What this task involves: Some lines in the records below may hold the word "КАМНЯ"; give the number of those lines and nothing else.

Recorded data:
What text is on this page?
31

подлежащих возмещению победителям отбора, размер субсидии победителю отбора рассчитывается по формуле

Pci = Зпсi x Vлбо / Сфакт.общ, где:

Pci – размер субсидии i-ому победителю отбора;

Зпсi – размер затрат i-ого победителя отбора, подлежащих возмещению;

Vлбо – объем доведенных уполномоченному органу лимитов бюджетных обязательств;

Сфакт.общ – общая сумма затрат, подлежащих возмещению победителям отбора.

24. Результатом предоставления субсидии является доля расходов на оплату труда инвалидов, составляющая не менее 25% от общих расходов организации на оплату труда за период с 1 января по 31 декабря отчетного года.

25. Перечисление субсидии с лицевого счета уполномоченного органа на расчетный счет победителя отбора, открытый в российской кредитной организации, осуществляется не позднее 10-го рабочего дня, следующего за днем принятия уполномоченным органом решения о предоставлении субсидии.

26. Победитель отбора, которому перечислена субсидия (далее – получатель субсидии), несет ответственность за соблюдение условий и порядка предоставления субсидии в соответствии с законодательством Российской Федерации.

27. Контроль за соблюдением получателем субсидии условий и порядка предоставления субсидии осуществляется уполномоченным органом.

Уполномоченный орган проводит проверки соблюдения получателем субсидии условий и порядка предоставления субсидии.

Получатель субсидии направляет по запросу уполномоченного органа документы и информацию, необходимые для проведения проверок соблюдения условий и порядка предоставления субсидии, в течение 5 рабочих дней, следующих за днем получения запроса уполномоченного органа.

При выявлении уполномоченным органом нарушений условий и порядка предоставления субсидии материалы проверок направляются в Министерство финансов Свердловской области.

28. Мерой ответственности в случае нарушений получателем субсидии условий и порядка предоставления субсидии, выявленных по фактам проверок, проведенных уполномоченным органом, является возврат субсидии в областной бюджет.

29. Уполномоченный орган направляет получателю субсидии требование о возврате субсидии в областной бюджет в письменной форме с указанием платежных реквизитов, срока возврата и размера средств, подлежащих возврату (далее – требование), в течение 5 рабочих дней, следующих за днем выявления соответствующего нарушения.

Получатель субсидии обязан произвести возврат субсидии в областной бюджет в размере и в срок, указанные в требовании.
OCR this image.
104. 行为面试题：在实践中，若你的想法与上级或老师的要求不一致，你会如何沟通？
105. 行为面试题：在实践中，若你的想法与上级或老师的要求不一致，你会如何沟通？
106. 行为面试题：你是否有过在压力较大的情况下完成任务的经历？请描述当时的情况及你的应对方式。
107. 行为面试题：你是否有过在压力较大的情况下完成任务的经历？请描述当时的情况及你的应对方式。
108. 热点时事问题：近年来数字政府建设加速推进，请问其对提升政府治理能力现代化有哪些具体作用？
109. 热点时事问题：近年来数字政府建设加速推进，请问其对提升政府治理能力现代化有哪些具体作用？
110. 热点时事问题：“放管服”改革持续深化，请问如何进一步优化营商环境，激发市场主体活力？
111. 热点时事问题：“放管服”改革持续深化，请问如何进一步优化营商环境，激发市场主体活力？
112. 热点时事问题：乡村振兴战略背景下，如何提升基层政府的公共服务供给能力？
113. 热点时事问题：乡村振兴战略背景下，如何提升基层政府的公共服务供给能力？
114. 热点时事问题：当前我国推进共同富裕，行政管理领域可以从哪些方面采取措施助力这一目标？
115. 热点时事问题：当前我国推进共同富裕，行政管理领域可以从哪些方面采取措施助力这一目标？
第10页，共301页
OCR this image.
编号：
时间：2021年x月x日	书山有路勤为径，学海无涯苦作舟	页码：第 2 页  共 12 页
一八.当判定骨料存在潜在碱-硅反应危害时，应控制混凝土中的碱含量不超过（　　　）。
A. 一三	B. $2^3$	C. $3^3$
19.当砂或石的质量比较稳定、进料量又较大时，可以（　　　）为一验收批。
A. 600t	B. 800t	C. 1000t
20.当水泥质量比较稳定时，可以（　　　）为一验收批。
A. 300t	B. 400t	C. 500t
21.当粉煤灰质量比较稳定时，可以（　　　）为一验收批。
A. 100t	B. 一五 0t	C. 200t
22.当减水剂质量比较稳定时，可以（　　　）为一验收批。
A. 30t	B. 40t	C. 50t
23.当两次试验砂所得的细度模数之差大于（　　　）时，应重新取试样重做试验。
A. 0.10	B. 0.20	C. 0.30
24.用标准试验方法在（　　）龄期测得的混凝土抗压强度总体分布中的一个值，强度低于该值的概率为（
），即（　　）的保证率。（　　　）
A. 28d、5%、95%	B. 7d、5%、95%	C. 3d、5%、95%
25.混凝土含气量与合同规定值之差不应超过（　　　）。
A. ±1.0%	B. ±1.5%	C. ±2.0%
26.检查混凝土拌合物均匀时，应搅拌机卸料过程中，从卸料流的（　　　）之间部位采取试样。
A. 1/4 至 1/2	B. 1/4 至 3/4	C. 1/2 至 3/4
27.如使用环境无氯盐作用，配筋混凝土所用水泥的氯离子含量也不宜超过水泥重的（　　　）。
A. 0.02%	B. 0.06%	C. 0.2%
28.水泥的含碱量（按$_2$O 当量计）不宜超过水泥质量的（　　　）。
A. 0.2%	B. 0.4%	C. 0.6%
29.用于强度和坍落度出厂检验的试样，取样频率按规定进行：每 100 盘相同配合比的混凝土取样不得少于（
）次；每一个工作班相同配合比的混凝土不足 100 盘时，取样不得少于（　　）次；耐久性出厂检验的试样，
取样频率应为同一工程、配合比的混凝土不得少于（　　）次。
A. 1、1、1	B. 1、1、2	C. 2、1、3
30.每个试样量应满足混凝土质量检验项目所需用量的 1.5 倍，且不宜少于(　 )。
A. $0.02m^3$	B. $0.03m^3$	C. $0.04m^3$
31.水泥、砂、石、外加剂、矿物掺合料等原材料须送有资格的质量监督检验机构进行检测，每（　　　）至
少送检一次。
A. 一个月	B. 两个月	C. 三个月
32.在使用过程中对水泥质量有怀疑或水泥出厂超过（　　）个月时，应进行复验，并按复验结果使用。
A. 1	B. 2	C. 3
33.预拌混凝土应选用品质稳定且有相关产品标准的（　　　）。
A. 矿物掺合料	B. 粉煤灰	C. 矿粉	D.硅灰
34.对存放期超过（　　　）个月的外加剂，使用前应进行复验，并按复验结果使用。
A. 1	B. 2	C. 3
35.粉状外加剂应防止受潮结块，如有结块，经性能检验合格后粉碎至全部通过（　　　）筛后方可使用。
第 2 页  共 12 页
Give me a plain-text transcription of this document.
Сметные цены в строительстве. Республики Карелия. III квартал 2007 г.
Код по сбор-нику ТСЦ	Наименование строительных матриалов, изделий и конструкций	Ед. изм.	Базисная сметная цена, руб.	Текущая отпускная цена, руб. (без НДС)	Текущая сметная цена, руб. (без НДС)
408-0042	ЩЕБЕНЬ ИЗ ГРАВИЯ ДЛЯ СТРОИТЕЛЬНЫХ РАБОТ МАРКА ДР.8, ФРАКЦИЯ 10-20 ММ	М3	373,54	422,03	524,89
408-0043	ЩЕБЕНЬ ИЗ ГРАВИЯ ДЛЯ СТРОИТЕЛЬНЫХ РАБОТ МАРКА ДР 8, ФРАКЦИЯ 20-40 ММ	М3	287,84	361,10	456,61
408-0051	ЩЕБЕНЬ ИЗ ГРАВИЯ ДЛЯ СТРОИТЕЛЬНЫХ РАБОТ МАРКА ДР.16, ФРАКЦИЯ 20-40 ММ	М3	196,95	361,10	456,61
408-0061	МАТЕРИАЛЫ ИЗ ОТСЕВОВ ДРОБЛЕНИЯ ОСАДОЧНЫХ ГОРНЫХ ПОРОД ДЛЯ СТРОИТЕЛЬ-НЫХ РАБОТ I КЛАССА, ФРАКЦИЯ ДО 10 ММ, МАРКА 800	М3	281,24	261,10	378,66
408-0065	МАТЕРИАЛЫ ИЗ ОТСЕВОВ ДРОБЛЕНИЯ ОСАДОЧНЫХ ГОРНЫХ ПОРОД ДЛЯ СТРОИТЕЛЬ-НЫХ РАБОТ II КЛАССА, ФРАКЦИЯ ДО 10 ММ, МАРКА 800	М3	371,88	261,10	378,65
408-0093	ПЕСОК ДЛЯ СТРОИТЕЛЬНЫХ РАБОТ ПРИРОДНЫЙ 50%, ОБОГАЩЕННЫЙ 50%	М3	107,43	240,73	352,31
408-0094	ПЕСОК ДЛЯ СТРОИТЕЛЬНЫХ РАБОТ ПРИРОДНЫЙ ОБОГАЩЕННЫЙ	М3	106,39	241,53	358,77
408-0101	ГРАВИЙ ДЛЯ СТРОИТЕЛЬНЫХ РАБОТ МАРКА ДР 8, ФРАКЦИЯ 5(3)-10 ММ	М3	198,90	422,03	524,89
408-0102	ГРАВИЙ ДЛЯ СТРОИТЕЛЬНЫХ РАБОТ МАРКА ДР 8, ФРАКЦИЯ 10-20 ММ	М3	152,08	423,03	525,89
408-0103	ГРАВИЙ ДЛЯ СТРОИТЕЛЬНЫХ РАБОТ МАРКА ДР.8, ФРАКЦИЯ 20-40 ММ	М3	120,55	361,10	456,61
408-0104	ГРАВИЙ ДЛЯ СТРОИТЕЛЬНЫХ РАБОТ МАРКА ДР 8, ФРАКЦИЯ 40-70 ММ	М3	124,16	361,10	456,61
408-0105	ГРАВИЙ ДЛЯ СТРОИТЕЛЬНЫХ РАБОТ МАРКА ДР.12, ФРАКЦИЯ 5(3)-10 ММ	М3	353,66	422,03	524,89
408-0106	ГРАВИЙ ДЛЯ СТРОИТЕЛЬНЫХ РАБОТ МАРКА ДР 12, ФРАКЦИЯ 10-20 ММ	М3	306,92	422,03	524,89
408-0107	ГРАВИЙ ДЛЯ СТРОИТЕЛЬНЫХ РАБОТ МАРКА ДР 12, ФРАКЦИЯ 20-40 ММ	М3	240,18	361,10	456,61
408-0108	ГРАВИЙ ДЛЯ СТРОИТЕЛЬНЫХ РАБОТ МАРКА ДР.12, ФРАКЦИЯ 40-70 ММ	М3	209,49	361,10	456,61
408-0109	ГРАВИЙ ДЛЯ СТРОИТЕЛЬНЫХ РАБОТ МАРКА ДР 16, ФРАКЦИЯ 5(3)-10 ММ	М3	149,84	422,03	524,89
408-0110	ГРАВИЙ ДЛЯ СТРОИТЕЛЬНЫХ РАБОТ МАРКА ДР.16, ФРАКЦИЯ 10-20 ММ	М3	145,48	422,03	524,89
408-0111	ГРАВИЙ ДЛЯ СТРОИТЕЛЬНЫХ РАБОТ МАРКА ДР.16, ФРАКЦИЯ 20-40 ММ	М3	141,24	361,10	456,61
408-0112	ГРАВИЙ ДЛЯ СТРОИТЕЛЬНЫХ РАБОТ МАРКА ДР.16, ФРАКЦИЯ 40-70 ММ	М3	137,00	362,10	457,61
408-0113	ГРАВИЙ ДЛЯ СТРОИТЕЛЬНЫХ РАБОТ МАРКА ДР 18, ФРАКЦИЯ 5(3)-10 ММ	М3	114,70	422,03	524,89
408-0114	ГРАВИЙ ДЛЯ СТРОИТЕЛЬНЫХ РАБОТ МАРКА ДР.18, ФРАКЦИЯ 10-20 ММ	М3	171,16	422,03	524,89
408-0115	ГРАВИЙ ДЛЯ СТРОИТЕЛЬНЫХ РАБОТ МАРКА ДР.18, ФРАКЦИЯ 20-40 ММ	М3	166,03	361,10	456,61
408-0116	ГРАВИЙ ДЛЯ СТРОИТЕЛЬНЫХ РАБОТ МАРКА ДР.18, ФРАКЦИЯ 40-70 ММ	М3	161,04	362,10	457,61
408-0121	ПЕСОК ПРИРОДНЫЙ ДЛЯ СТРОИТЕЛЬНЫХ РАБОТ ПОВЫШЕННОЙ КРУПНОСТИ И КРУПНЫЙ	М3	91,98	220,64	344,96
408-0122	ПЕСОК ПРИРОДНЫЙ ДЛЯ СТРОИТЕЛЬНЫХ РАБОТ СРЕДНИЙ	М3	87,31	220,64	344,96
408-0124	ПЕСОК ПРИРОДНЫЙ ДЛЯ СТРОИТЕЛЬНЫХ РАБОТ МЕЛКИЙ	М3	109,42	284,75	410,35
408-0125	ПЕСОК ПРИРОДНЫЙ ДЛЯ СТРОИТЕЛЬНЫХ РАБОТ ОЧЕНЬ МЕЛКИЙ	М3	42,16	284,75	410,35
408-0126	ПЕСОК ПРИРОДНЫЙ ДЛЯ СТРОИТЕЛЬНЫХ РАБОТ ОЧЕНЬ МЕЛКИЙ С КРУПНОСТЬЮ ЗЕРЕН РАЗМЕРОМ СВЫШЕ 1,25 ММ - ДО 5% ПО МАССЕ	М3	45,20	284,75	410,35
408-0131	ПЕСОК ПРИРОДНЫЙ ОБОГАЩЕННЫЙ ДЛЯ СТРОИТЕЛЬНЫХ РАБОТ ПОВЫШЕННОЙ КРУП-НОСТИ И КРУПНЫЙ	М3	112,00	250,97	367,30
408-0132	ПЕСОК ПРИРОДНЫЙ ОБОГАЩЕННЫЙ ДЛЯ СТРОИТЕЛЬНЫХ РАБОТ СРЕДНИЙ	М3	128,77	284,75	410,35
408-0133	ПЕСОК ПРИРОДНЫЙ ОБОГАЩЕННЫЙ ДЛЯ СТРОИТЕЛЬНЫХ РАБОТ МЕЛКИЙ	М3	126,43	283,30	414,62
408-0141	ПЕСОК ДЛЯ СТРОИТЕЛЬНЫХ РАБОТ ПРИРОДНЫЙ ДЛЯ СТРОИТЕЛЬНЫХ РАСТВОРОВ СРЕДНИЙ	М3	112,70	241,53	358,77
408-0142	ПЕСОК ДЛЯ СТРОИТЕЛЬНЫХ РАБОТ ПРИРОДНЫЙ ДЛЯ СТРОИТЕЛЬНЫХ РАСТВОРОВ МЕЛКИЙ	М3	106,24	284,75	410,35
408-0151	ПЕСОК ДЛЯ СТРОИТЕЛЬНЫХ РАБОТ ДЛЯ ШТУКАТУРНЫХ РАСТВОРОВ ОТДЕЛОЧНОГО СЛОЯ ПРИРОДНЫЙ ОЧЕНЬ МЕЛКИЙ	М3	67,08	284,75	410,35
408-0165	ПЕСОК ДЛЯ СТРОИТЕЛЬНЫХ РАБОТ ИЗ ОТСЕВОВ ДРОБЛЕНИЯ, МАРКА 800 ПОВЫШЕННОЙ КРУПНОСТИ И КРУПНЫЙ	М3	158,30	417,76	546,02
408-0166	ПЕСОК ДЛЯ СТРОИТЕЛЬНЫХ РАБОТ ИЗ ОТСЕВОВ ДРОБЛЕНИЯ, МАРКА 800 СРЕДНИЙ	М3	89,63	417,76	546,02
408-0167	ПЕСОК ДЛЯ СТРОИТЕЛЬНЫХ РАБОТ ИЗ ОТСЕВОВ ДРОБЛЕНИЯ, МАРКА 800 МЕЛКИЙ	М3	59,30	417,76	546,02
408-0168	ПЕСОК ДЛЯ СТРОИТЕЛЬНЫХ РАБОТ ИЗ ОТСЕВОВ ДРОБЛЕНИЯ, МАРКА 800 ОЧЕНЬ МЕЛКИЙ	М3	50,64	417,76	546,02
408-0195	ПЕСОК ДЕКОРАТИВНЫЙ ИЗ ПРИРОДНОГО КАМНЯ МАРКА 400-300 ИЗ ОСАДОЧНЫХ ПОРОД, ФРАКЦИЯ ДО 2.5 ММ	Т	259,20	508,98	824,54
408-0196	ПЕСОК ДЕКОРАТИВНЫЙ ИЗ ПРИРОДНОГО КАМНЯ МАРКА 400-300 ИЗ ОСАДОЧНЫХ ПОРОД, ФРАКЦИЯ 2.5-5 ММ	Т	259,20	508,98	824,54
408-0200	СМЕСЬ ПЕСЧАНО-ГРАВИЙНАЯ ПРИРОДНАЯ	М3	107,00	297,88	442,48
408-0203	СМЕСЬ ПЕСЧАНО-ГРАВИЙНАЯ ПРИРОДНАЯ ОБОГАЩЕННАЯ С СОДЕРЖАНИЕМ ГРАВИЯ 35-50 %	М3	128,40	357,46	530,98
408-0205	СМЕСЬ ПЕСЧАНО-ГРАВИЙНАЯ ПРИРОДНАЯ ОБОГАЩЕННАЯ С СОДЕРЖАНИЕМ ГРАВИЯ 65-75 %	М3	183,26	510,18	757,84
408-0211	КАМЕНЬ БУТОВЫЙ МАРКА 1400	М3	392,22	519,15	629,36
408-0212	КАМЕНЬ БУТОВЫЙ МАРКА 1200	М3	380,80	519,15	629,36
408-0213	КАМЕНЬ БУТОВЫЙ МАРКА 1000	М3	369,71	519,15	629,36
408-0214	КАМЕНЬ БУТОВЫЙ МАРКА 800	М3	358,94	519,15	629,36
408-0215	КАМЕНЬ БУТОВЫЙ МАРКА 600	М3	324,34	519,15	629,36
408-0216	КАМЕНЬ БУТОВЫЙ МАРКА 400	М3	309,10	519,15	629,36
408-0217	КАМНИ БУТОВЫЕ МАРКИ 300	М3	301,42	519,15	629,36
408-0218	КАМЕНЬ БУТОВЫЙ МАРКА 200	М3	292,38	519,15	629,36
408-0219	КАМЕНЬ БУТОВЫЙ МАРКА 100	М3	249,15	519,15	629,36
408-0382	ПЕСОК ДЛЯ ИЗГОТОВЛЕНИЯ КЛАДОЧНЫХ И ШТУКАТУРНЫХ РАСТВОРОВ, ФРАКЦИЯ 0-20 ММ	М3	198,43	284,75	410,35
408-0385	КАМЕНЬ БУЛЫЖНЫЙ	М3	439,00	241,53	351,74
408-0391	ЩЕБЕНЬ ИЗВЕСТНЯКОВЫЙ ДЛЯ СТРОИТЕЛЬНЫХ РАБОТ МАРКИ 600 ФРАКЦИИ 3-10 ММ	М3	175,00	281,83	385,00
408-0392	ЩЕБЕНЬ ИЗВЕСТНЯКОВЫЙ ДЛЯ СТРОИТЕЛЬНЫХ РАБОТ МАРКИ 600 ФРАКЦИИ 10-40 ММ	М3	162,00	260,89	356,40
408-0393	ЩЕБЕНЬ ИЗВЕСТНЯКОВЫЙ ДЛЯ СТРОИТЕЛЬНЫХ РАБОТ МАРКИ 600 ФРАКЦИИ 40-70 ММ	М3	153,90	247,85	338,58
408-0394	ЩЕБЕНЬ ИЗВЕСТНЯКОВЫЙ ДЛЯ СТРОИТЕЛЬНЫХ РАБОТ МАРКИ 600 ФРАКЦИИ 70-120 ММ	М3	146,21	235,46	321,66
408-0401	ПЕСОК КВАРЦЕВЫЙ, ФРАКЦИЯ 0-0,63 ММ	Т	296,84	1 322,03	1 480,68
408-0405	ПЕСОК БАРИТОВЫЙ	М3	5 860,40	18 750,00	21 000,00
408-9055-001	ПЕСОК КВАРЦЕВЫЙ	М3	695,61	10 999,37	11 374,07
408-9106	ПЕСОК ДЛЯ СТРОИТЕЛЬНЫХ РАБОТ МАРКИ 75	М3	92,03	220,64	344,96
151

Exercise result: 2